• What to produce:
Write the data out again exactly, dropping any images it holds.

• Information supplied:
..........

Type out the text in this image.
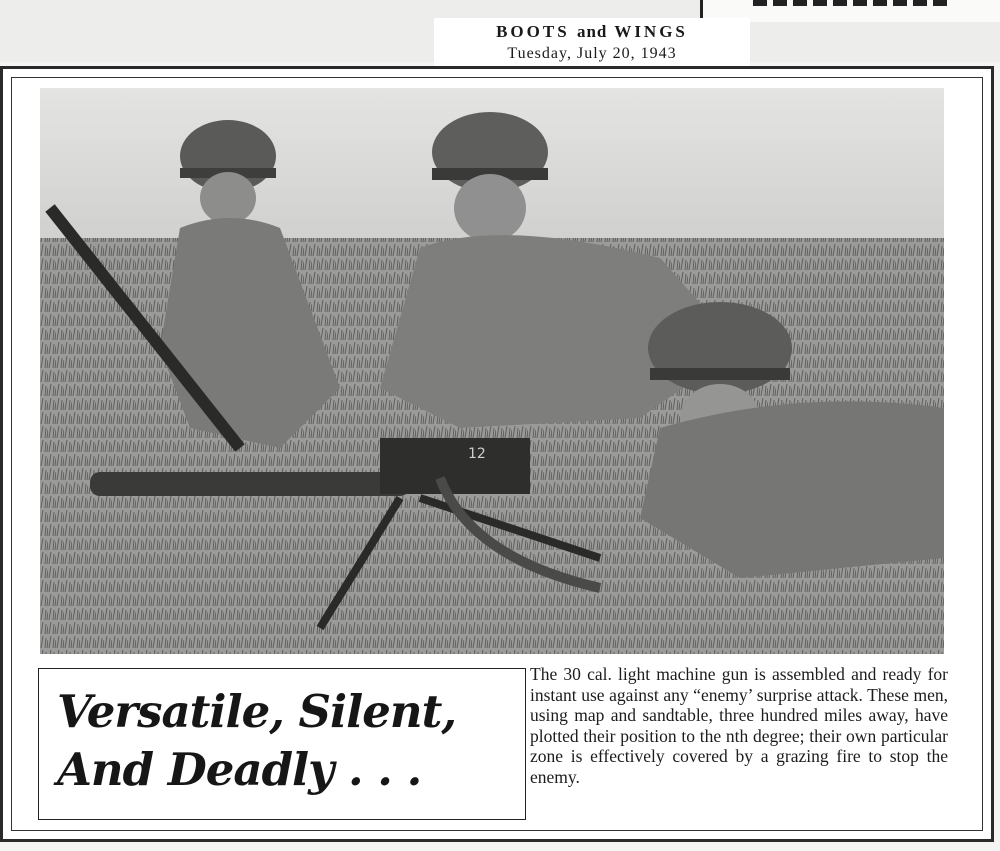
BOOTS and WINGS
Tuesday, July 20, 1943
12
Versatile, Silent,
And Deadly . . .
The 30 cal. light machine gun is assembled and ready for instant use against any “enemy’ surprise attack. These men, using map and sandtable, three hundred miles away, have plotted their position to the nth degree; their own particular zone is effectively covered by a grazing fire to stop the enemy.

..........

• Solution to this problem:
Type out the text in this image.
BOOTS and WINGS
Tuesday, July 20, 1943
12
Versatile, Silent,
And Deadly . . .
The 30 cal. light machine gun is assembled and ready for instant use against any “enemy’ surprise attack. These men, using map and sandtable, three hundred miles away, have plotted their position to the nth degree; their own particular zone is effectively covered by a grazing fire to stop the enemy.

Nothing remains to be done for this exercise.